[start]

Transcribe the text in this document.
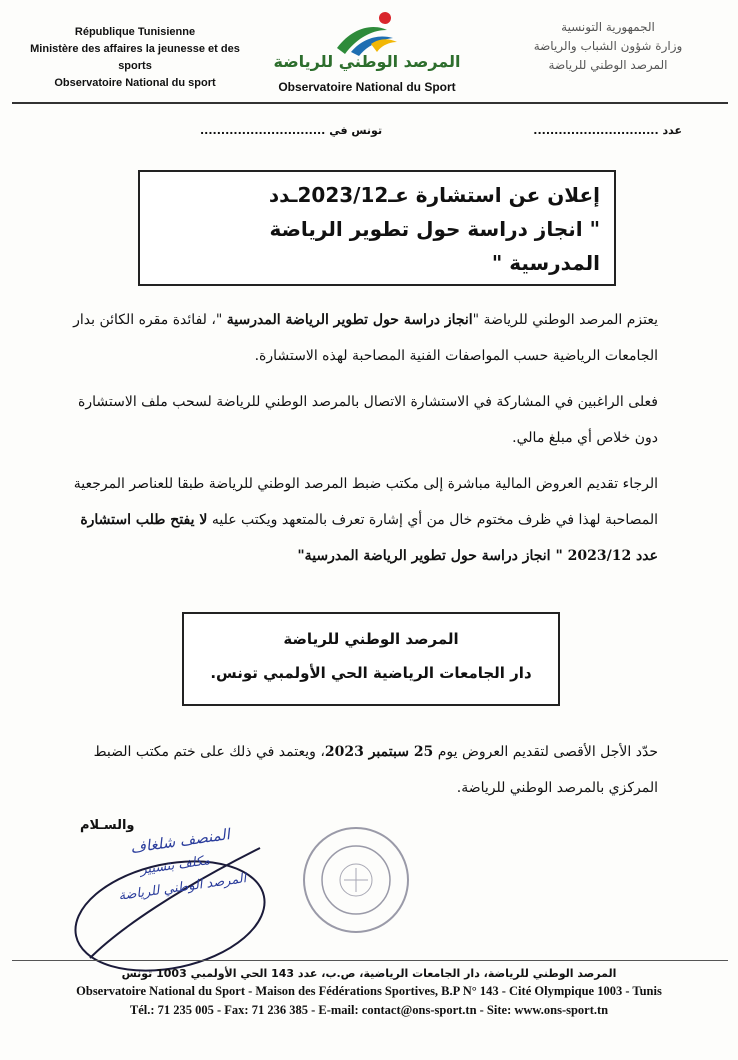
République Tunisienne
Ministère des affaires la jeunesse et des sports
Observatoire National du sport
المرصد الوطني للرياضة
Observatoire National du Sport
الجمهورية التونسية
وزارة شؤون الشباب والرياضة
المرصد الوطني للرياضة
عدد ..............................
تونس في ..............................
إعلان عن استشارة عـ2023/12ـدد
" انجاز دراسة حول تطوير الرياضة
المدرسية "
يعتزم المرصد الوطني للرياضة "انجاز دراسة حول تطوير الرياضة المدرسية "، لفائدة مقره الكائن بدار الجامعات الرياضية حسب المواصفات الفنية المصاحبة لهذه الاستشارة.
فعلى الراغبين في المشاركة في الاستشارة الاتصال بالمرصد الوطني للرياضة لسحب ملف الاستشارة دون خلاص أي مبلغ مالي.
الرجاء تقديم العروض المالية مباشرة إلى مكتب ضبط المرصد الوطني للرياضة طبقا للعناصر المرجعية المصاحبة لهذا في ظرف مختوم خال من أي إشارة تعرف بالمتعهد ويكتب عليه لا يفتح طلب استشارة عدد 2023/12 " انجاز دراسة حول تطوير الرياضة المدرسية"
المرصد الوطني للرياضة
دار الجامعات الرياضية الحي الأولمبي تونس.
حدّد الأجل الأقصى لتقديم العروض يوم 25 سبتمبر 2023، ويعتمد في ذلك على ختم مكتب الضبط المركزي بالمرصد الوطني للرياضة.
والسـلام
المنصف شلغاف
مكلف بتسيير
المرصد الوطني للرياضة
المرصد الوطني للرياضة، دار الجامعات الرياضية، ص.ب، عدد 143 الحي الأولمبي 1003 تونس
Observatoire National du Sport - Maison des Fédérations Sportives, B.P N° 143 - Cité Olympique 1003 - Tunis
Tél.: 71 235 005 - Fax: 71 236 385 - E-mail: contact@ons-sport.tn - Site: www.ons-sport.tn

[end]
[start]

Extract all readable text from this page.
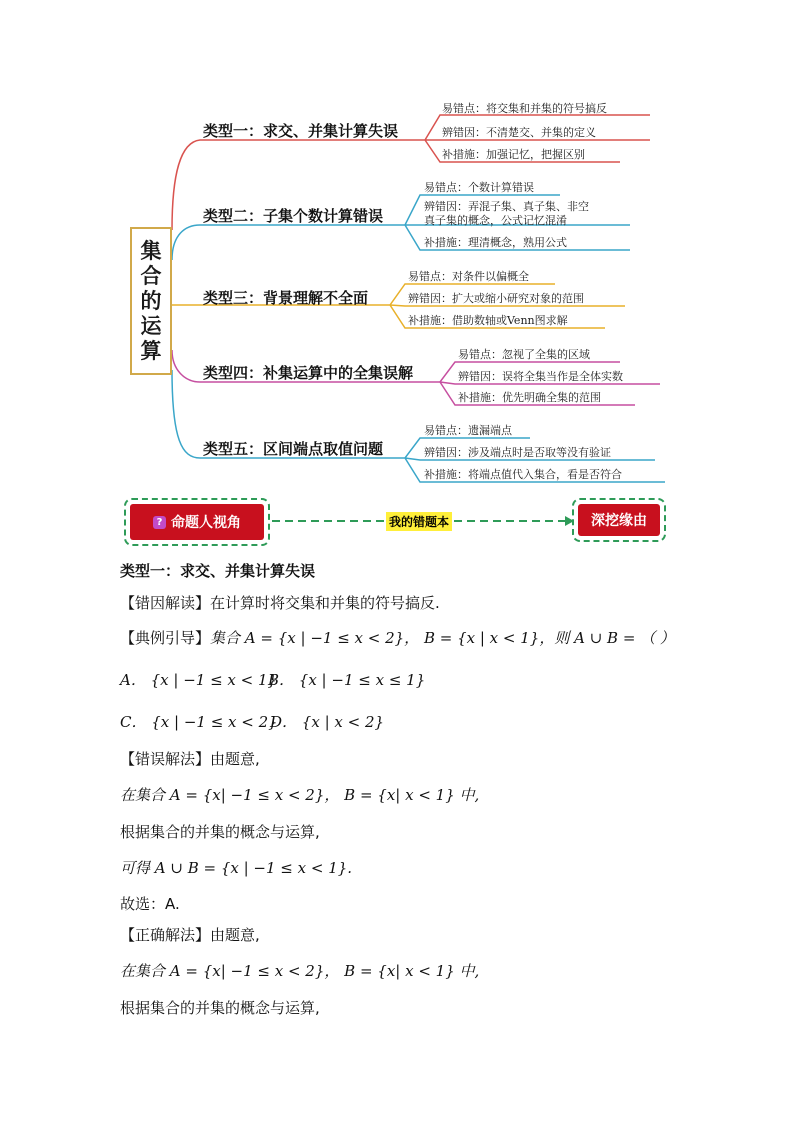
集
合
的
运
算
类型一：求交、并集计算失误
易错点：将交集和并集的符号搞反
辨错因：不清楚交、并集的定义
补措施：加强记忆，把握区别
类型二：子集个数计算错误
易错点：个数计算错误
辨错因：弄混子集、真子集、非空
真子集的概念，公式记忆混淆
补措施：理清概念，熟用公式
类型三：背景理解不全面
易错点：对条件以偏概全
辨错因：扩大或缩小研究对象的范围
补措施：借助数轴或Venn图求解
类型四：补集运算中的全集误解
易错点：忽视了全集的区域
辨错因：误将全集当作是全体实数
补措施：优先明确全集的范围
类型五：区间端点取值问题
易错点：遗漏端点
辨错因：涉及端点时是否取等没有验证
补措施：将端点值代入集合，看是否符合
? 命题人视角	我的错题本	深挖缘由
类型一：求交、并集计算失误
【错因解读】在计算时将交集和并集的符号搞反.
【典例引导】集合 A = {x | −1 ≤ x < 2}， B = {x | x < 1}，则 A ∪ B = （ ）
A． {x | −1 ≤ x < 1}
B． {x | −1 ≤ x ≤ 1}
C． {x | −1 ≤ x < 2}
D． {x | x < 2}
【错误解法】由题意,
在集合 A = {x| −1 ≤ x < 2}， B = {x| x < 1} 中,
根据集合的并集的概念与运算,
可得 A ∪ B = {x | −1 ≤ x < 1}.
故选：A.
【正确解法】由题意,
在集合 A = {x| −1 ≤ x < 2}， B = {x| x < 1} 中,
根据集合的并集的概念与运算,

[end]
[start]

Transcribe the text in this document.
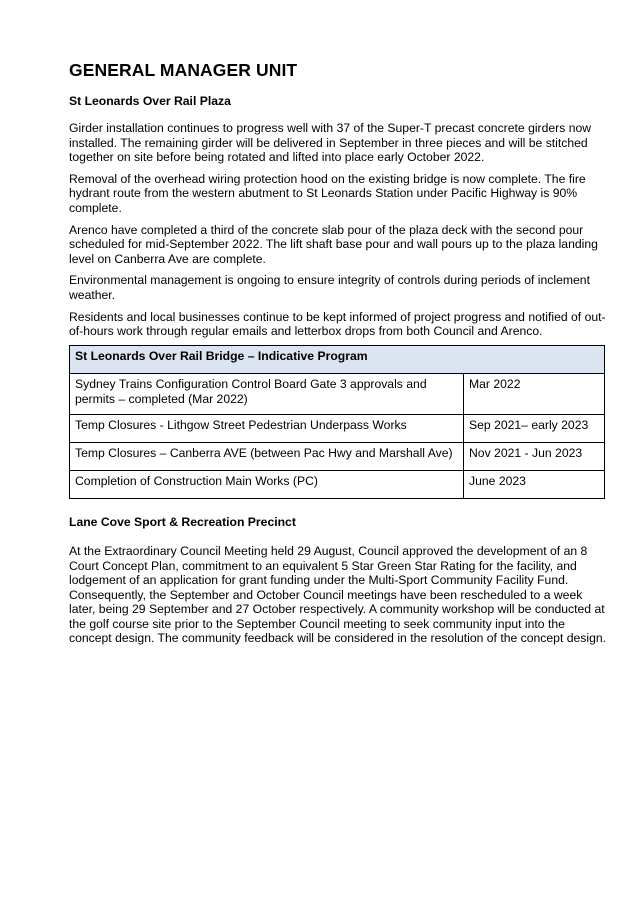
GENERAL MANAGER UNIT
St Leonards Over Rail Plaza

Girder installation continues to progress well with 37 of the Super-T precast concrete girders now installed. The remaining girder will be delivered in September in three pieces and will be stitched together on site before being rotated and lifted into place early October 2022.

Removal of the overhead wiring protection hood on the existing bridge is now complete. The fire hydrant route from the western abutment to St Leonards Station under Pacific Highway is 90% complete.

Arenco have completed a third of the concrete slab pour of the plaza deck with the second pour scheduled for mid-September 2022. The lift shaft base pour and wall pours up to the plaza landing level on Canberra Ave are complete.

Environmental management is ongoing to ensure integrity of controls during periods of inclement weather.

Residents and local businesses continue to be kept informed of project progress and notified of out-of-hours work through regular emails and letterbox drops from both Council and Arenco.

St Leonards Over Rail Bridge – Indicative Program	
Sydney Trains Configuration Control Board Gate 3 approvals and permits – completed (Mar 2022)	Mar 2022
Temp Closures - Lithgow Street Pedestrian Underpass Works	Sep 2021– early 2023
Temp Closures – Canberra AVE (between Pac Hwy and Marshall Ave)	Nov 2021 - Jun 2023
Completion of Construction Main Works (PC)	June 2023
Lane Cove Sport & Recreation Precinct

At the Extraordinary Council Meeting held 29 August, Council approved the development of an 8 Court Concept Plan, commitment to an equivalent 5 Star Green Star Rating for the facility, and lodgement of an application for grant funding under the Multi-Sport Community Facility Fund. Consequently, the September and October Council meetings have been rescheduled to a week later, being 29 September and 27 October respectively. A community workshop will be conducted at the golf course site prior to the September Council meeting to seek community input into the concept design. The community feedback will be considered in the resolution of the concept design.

[end]

■ Task to complete: Identify every line above with the string "العروض" in it. Copy those lines.

■ Exercise result:
الرجاء تقديم العروض المالية مباشرة إلى مكتب ضبط المرصد الوطني للرياضة طبقا للعناصر المرجعية المصاحبة لهذا في ظرف مختوم خال من أي إشارة تعرف بالمتعهد ويكتب عليه لا يفتح طلب استشارة عدد 2023/12 " انجاز دراسة حول تطوير الرياضة المدرسية"
حدّد الأجل الأقصى لتقديم العروض يوم 25 سبتمبر 2023، ويعتمد في ذلك على ختم مكتب الضبط المركزي بالمرصد الوطني للرياضة.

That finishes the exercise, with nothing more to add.